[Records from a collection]
++++++++++++++++++++

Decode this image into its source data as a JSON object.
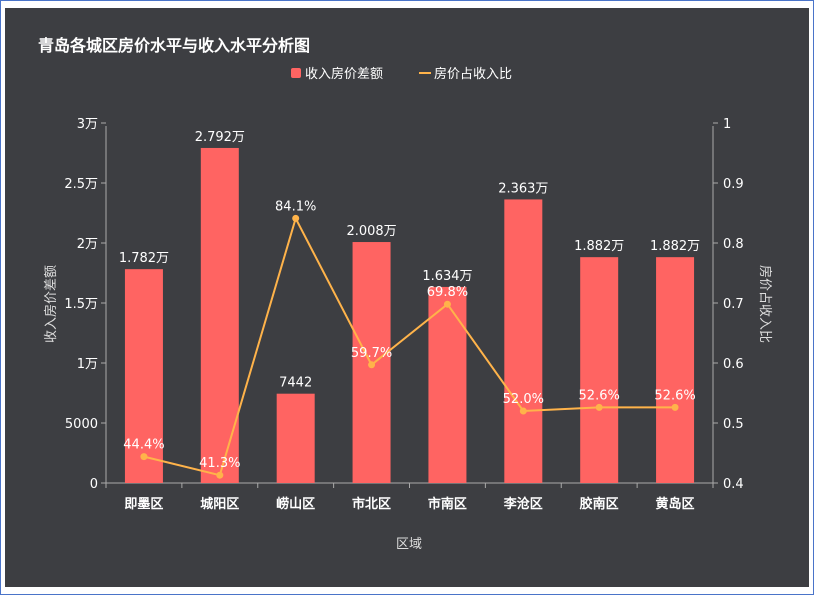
{
  "chart_data": {
    "type": "bar",
    "title": "青岛各城区房价水平与收入水平分析图",
    "xlabel": "区域",
    "ylabel_left": "收入房价差额",
    "ylabel_right": "房价占收入比",
    "categories": [
      "即墨区",
      "城阳区",
      "崂山区",
      "市北区",
      "市南区",
      "李沧区",
      "胶南区",
      "黄岛区"
    ],
    "ylim_left": [
      0,
      30000
    ],
    "yticks_left": [
      "0",
      "5000",
      "1万",
      "1.5万",
      "2万",
      "2.5万",
      "3万"
    ],
    "ylim_right": [
      0.4,
      1
    ],
    "yticks_right": [
      "0.4",
      "0.5",
      "0.6",
      "0.7",
      "0.8",
      "0.9",
      "1"
    ],
    "legend_position": "top-center",
    "grid": false,
    "series": [
      {
        "name": "收入房价差额",
        "type": "bar",
        "color": "#ff6462",
        "values": [
          17820,
          27920,
          7442,
          20080,
          16340,
          23630,
          18820,
          18820
        ],
        "labels": [
          "1.782万",
          "2.792万",
          "7442",
          "2.008万",
          "1.634万",
          "2.363万",
          "1.882万",
          "1.882万"
        ]
      },
      {
        "name": "房价占收入比",
        "type": "line",
        "axis": "right",
        "color": "#ffb34a",
        "values": [
          0.444,
          0.413,
          0.841,
          0.597,
          0.698,
          0.52,
          0.526,
          0.526
        ],
        "labels": [
          "44.4%",
          "41.3%",
          "84.1%",
          "59.7%",
          "69.8%",
          "52.0%",
          "52.6%",
          "52.6%"
        ]
      }
    ]
  }
}
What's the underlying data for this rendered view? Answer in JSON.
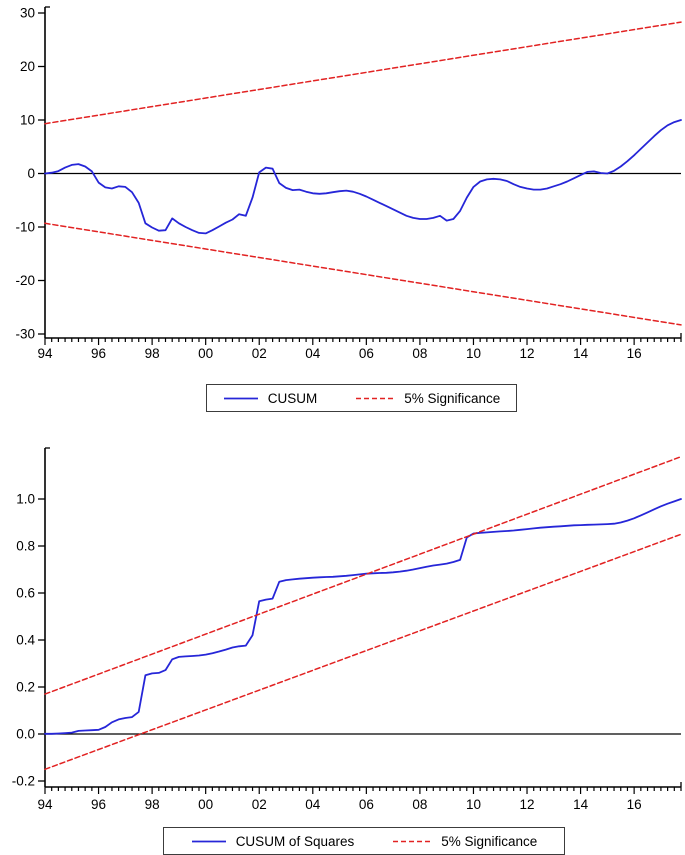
{
  "figure": {
    "background": "#ffffff",
    "axis_color": "#000000",
    "series_blue": "#2626d8",
    "series_red": "#e22222"
  },
  "chart_data": [
    {
      "type": "line",
      "title": "",
      "xlabel": "",
      "ylabel": "",
      "grid": false,
      "zero_line": true,
      "xlim": [
        94,
        117.75
      ],
      "ylim": [
        -30,
        30
      ],
      "x_minor_step": 0.25,
      "x_ticks": [
        {
          "label": "94",
          "year": 94
        },
        {
          "label": "96",
          "year": 96
        },
        {
          "label": "98",
          "year": 98
        },
        {
          "label": "00",
          "year": 100
        },
        {
          "label": "02",
          "year": 102
        },
        {
          "label": "04",
          "year": 104
        },
        {
          "label": "06",
          "year": 106
        },
        {
          "label": "08",
          "year": 108
        },
        {
          "label": "10",
          "year": 110
        },
        {
          "label": "12",
          "year": 112
        },
        {
          "label": "14",
          "year": 114
        },
        {
          "label": "16",
          "year": 116
        }
      ],
      "y_ticks": [
        {
          "label": "30",
          "value": 30
        },
        {
          "label": "20",
          "value": 20
        },
        {
          "label": "10",
          "value": 10
        },
        {
          "label": "0",
          "value": 0
        },
        {
          "label": "-10",
          "value": -10
        },
        {
          "label": "-20",
          "value": -20
        },
        {
          "label": "-30",
          "value": -30
        }
      ],
      "legend": [
        {
          "label": "CUSUM",
          "color": "#2626d8",
          "dash": "solid"
        },
        {
          "label": "5% Significance",
          "color": "#e22222",
          "dash": "dashed"
        }
      ],
      "series": [
        {
          "name": "cusum-line",
          "color": "#2626d8",
          "dash": "solid",
          "width": 1.8,
          "x_start": 94,
          "x_step": 0.25,
          "values": [
            0,
            0.15,
            0.45,
            1.1,
            1.6,
            1.75,
            1.3,
            0.4,
            -1.7,
            -2.6,
            -2.8,
            -2.4,
            -2.5,
            -3.5,
            -5.5,
            -9.3,
            -10.1,
            -10.7,
            -10.6,
            -8.4,
            -9.3,
            -10,
            -10.6,
            -11.1,
            -11.2,
            -10.6,
            -9.9,
            -9.2,
            -8.6,
            -7.6,
            -7.9,
            -4.5,
            0.2,
            1.1,
            0.9,
            -1.8,
            -2.7,
            -3.1,
            -3,
            -3.4,
            -3.7,
            -3.8,
            -3.7,
            -3.5,
            -3.3,
            -3.2,
            -3.4,
            -3.8,
            -4.3,
            -4.9,
            -5.5,
            -6.1,
            -6.7,
            -7.3,
            -7.9,
            -8.3,
            -8.5,
            -8.5,
            -8.3,
            -7.9,
            -8.8,
            -8.5,
            -7,
            -4.5,
            -2.5,
            -1.5,
            -1.1,
            -1,
            -1.1,
            -1.4,
            -2,
            -2.5,
            -2.8,
            -3,
            -3,
            -2.8,
            -2.4,
            -2,
            -1.5,
            -0.9,
            -0.3,
            0.3,
            0.4,
            0.1,
            0,
            0.5,
            1.3,
            2.3,
            3.4,
            4.6,
            5.8,
            7,
            8.1,
            9,
            9.6,
            10
          ]
        },
        {
          "name": "significance-upper",
          "color": "#e22222",
          "dash": "dashed",
          "width": 1.5,
          "x": [
            94,
            117.75
          ],
          "y": [
            9.3,
            28.3
          ]
        },
        {
          "name": "significance-lower",
          "color": "#e22222",
          "dash": "dashed",
          "width": 1.5,
          "x": [
            94,
            117.75
          ],
          "y": [
            -9.3,
            -28.3
          ]
        }
      ]
    },
    {
      "type": "line",
      "title": "",
      "xlabel": "",
      "ylabel": "",
      "grid": false,
      "zero_line": true,
      "xlim": [
        94,
        117.75
      ],
      "ylim": [
        -0.2,
        1.0
      ],
      "x_minor_step": 0.25,
      "x_ticks": [
        {
          "label": "94",
          "year": 94
        },
        {
          "label": "96",
          "year": 96
        },
        {
          "label": "98",
          "year": 98
        },
        {
          "label": "00",
          "year": 100
        },
        {
          "label": "02",
          "year": 102
        },
        {
          "label": "04",
          "year": 104
        },
        {
          "label": "06",
          "year": 106
        },
        {
          "label": "08",
          "year": 108
        },
        {
          "label": "10",
          "year": 110
        },
        {
          "label": "12",
          "year": 112
        },
        {
          "label": "14",
          "year": 114
        },
        {
          "label": "16",
          "year": 116
        }
      ],
      "y_ticks": [
        {
          "label": "1.0",
          "value": 1.0
        },
        {
          "label": "0.8",
          "value": 0.8
        },
        {
          "label": "0.6",
          "value": 0.6
        },
        {
          "label": "0.4",
          "value": 0.4
        },
        {
          "label": "0.2",
          "value": 0.2
        },
        {
          "label": "0.0",
          "value": 0.0
        },
        {
          "label": "-0.2",
          "value": -0.2
        }
      ],
      "legend": [
        {
          "label": "CUSUM of Squares",
          "color": "#2626d8",
          "dash": "solid"
        },
        {
          "label": "5% Significance",
          "color": "#e22222",
          "dash": "dashed"
        }
      ],
      "series": [
        {
          "name": "cusum-squares-line",
          "color": "#2626d8",
          "dash": "solid",
          "width": 1.8,
          "x_start": 94,
          "x_step": 0.25,
          "values": [
            0.001,
            0.001,
            0.002,
            0.004,
            0.006,
            0.013,
            0.015,
            0.016,
            0.018,
            0.03,
            0.05,
            0.062,
            0.068,
            0.072,
            0.094,
            0.25,
            0.258,
            0.26,
            0.272,
            0.318,
            0.328,
            0.33,
            0.332,
            0.334,
            0.338,
            0.344,
            0.351,
            0.359,
            0.368,
            0.373,
            0.376,
            0.42,
            0.565,
            0.572,
            0.576,
            0.648,
            0.655,
            0.658,
            0.661,
            0.663,
            0.665,
            0.667,
            0.668,
            0.669,
            0.671,
            0.673,
            0.676,
            0.679,
            0.682,
            0.684,
            0.685,
            0.686,
            0.688,
            0.691,
            0.695,
            0.7,
            0.706,
            0.712,
            0.717,
            0.721,
            0.725,
            0.732,
            0.741,
            0.836,
            0.853,
            0.856,
            0.858,
            0.86,
            0.862,
            0.864,
            0.866,
            0.869,
            0.872,
            0.875,
            0.878,
            0.88,
            0.882,
            0.884,
            0.886,
            0.888,
            0.889,
            0.89,
            0.891,
            0.892,
            0.893,
            0.895,
            0.9,
            0.908,
            0.918,
            0.93,
            0.943,
            0.956,
            0.969,
            0.98,
            0.99,
            1
          ]
        },
        {
          "name": "significance-upper",
          "color": "#e22222",
          "dash": "dashed",
          "width": 1.5,
          "x": [
            94,
            117.75
          ],
          "y": [
            0.17,
            1.18
          ]
        },
        {
          "name": "significance-lower",
          "color": "#e22222",
          "dash": "dashed",
          "width": 1.5,
          "x": [
            94,
            117.75
          ],
          "y": [
            -0.15,
            0.85
          ]
        }
      ]
    }
  ]
}
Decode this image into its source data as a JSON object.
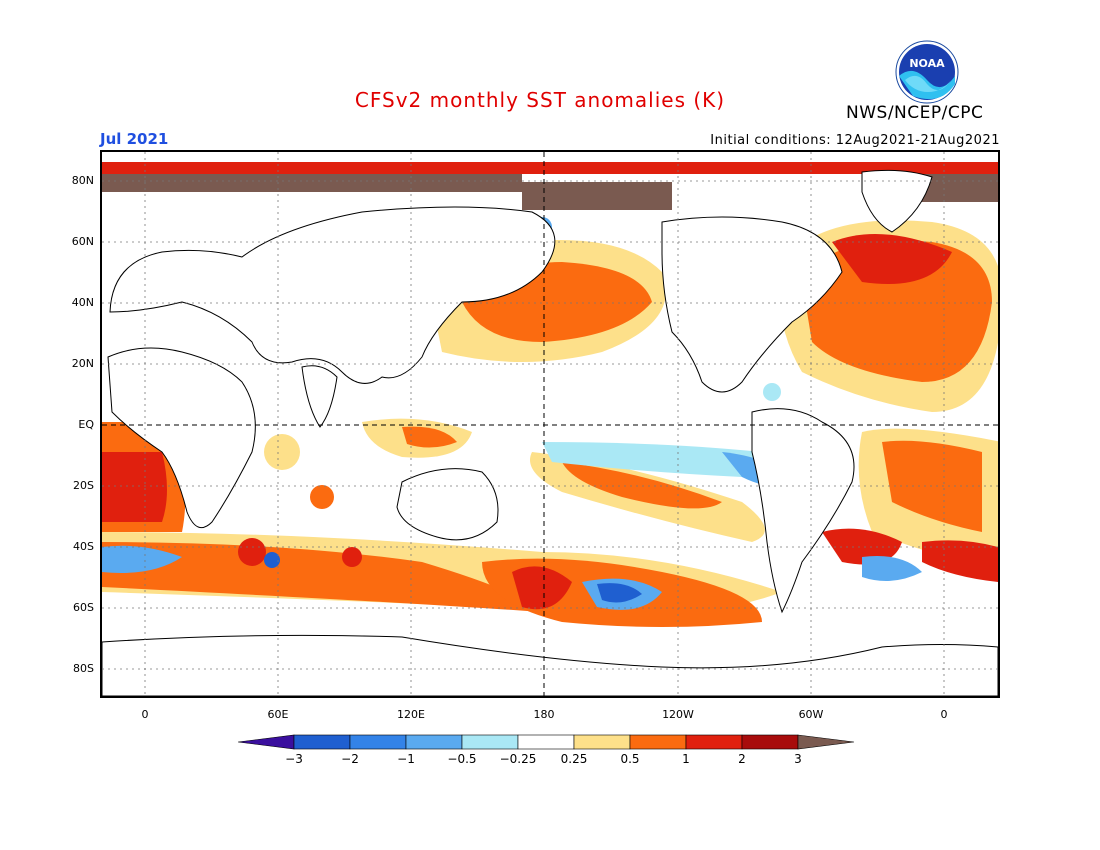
{
  "title": "CFSv2 monthly SST anomalies (K)",
  "organization": "NWS/NCEP/CPC",
  "logo_text": "NOAA",
  "period": "Jul 2021",
  "initial_conditions": "Initial conditions: 12Aug2021-21Aug2021",
  "colors": {
    "title": "#e00000",
    "period": "#1f4fe0",
    "land": "#ffffff",
    "coast": "#000000"
  },
  "lat_labels": [
    "80N",
    "60N",
    "40N",
    "20N",
    "EQ",
    "20S",
    "40S",
    "60S",
    "80S"
  ],
  "lon_labels": [
    "0",
    "60E",
    "120E",
    "180",
    "120W",
    "60W",
    "0"
  ],
  "colorbar": {
    "levels": [
      "-3",
      "-2",
      "-1",
      "-0.5",
      "-0.25",
      "0.25",
      "0.5",
      "1",
      "2",
      "3"
    ],
    "colors": [
      "#3a0f9e",
      "#1f5fd0",
      "#3383e8",
      "#5aaaf0",
      "#aae8f5",
      "#ffffff",
      "#fde08a",
      "#fb6b10",
      "#e0200e",
      "#a80c0c",
      "#7a5a50"
    ]
  },
  "chart_data": {
    "type": "heatmap",
    "title": "CFSv2 monthly SST anomalies (K)",
    "units": "K",
    "period": "Jul 2021",
    "projection": "global lat-lon, centered on 180",
    "lat_ticks": [
      "80N",
      "60N",
      "40N",
      "20N",
      "EQ",
      "20S",
      "40S",
      "60S",
      "80S"
    ],
    "lon_ticks": [
      "0",
      "60E",
      "120E",
      "180",
      "120W",
      "60W",
      "0"
    ],
    "color_levels": [
      -3,
      -2,
      -1,
      -0.5,
      -0.25,
      0.25,
      0.5,
      1,
      2,
      3
    ],
    "grid": true
  }
}
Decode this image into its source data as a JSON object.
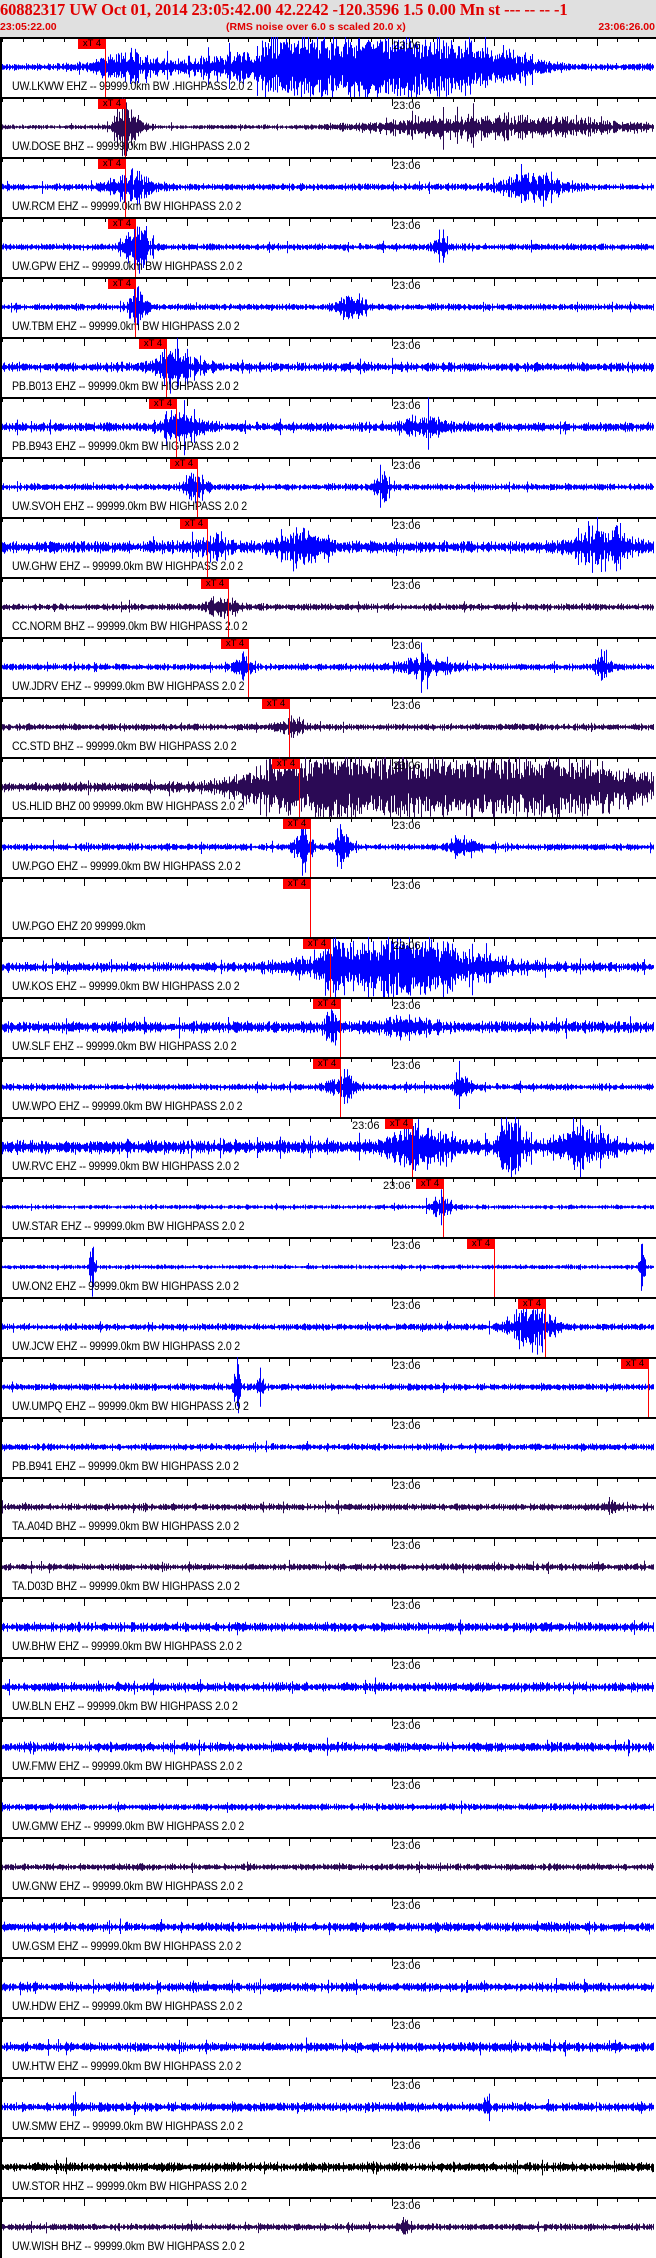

++++++++++++++++++++

= DIRECTION =
Your task is to gather every line with the word "monthly" and copy it.

= REPLY =
  "title": "CFSv2 monthly SST anomalies (K)",
    "title": "CFSv2 monthly SST anomalies (K)",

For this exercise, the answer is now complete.